**Instructions to follow**:
Extract all lines that hold the string "Replying".

══════════

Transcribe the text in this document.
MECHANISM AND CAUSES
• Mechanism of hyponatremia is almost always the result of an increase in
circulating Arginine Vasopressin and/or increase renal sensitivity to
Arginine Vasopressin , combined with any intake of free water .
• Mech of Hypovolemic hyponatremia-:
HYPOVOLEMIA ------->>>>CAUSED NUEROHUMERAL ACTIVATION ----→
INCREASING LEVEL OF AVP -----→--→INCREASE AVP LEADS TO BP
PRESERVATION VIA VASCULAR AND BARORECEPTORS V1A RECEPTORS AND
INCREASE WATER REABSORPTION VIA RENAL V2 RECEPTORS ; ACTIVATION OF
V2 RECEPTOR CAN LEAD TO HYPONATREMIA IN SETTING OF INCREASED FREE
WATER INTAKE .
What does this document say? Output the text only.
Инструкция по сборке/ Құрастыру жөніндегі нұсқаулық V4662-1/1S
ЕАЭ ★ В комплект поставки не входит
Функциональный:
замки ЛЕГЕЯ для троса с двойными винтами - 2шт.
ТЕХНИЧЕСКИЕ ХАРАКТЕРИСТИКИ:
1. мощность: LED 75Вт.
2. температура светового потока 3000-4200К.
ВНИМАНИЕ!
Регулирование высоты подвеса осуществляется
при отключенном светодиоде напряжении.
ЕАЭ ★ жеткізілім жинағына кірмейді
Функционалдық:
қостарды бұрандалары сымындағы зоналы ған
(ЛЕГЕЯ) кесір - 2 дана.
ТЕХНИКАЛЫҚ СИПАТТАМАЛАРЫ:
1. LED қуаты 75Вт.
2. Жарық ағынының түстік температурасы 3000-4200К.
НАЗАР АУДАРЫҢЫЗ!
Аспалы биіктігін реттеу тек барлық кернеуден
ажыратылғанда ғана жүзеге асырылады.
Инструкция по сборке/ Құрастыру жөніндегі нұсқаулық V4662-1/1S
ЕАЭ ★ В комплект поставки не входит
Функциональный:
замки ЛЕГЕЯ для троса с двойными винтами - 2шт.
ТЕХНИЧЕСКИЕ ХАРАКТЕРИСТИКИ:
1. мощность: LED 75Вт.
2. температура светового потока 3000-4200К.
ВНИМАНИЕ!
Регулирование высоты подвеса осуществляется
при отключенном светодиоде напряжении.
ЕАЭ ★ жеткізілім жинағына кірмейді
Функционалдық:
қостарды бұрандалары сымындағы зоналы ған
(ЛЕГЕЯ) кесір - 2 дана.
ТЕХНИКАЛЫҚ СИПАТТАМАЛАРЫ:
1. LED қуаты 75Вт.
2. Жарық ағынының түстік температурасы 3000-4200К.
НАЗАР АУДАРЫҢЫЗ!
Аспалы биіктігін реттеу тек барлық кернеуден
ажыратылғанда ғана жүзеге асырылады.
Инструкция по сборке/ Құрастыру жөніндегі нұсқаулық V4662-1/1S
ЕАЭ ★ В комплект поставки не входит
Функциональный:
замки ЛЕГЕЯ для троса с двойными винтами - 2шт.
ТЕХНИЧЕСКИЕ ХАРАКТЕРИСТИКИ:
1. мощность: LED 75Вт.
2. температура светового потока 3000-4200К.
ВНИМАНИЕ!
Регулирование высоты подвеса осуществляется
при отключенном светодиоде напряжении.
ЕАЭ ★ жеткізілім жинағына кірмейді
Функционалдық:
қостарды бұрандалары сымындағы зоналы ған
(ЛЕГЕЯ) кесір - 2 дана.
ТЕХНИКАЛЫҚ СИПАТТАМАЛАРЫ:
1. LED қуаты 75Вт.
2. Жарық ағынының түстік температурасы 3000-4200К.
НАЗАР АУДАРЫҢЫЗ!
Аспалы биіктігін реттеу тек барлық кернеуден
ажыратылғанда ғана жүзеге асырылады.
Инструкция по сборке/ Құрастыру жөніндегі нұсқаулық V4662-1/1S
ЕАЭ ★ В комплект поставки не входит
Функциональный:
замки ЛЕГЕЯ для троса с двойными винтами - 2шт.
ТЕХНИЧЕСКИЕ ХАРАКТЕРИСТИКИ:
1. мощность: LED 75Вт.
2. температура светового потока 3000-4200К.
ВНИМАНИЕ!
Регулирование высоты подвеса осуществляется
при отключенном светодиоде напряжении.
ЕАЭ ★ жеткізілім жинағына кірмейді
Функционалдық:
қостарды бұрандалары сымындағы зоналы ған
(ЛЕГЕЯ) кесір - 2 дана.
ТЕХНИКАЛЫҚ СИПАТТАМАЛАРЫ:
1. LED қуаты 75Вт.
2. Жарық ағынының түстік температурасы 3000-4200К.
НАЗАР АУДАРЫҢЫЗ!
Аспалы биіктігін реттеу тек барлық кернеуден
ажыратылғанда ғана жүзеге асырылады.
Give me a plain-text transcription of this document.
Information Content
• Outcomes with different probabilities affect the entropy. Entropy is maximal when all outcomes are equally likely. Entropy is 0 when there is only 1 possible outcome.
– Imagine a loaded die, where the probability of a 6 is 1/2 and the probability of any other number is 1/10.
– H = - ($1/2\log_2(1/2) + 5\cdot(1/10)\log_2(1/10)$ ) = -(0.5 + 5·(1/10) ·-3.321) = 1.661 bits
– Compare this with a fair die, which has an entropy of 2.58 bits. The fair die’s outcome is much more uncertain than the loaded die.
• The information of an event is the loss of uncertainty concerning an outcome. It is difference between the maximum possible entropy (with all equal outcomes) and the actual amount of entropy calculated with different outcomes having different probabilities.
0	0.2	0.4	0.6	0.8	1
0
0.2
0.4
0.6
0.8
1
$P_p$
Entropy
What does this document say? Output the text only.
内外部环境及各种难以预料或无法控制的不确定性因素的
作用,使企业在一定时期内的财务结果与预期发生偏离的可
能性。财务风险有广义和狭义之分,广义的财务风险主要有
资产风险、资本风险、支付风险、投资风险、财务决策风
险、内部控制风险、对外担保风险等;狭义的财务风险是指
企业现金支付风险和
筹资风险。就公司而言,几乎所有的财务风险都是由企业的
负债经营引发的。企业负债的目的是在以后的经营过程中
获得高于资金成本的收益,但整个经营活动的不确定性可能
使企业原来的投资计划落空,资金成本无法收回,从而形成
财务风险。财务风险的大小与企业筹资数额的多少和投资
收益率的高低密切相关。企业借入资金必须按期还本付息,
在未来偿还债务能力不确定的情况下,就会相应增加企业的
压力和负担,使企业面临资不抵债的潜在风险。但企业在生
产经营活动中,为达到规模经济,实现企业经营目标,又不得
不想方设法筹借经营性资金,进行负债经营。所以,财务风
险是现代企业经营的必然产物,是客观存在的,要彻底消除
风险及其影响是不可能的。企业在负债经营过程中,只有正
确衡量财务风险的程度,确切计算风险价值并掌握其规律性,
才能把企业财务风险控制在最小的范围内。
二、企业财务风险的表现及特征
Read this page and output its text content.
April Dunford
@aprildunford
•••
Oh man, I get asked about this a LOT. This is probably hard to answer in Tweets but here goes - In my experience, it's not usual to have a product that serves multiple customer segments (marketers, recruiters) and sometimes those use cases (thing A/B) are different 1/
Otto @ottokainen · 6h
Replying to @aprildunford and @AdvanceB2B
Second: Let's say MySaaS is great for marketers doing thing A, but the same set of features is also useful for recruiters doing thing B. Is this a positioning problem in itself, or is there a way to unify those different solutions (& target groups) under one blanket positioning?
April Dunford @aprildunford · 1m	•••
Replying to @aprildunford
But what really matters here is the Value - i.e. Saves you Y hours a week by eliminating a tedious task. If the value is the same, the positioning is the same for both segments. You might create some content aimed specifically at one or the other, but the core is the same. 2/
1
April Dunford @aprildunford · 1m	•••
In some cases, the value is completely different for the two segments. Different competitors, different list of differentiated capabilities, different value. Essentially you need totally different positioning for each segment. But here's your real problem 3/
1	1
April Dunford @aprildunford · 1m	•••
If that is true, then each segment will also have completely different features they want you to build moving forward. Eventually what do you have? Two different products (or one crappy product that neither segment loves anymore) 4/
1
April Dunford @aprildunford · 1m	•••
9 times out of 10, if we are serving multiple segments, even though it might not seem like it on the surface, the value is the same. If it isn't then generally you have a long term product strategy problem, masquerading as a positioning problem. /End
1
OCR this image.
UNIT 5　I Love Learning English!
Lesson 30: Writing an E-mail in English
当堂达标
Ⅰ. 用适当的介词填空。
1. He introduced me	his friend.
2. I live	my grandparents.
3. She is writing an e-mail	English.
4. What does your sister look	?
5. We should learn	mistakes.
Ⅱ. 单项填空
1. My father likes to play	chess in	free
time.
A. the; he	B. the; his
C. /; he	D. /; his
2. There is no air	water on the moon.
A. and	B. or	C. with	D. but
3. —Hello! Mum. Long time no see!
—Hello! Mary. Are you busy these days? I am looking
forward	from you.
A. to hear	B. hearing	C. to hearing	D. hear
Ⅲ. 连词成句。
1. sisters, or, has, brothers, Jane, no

══════════

**The completed task**:
Replying to @aprildunford and @AdvanceB2B
Replying to @aprildunford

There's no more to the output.